Segment Open
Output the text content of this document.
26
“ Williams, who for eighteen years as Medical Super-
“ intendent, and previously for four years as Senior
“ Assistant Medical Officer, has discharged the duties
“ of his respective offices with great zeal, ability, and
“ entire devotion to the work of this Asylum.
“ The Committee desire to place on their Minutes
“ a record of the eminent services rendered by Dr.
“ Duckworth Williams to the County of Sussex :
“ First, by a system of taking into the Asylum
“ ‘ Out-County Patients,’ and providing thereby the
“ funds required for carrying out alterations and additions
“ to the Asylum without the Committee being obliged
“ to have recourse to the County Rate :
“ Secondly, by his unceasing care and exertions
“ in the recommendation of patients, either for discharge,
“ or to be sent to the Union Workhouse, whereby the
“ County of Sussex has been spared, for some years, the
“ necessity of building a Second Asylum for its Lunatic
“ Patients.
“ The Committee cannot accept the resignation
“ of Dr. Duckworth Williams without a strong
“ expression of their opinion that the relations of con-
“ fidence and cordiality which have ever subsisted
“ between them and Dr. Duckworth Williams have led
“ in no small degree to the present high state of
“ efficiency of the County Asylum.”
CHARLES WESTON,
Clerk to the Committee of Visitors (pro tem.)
Segment Closed
Segment Open
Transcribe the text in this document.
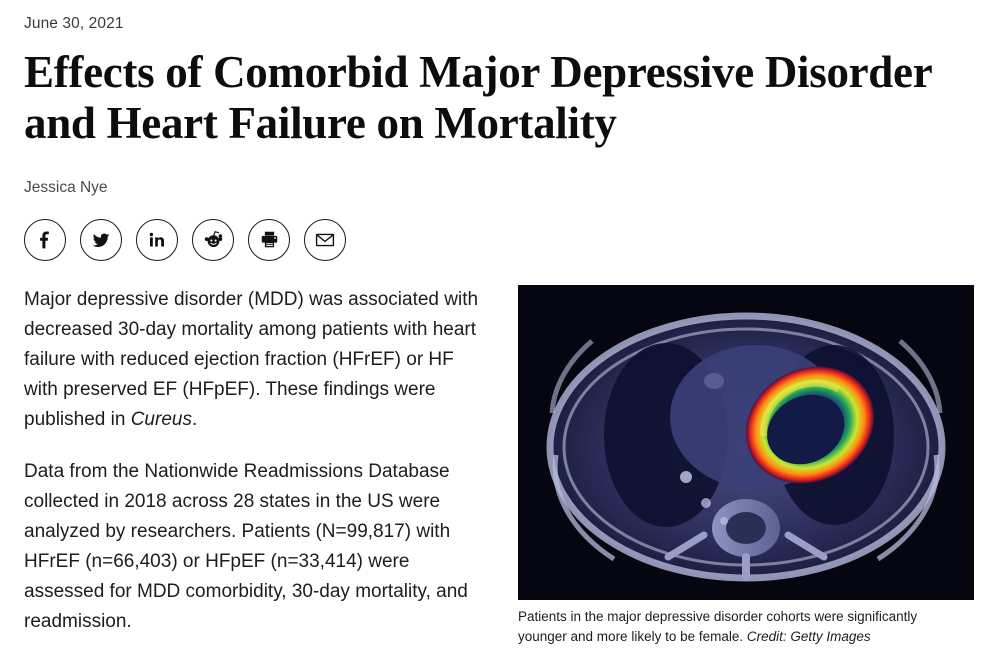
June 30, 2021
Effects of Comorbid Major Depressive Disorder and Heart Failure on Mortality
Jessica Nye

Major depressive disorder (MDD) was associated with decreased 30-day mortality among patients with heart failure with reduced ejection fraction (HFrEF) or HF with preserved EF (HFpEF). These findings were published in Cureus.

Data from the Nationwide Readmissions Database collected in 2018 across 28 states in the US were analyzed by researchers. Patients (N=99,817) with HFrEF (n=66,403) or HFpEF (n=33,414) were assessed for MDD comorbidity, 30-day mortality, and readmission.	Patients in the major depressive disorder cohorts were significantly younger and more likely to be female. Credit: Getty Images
Segment Closed
» **PROBLEM TO WORK ON**:
Look through the entries above and report each line where the string "Williams" occurs.

» **ANSWER TO THIS EXERCISE**:
“ Williams, who for eighteen years as Medical Super-
“ Duckworth Williams to the County of Sussex :
“ of Dr. Duckworth Williams without a strong
“ between them and Dr. Duckworth Williams have led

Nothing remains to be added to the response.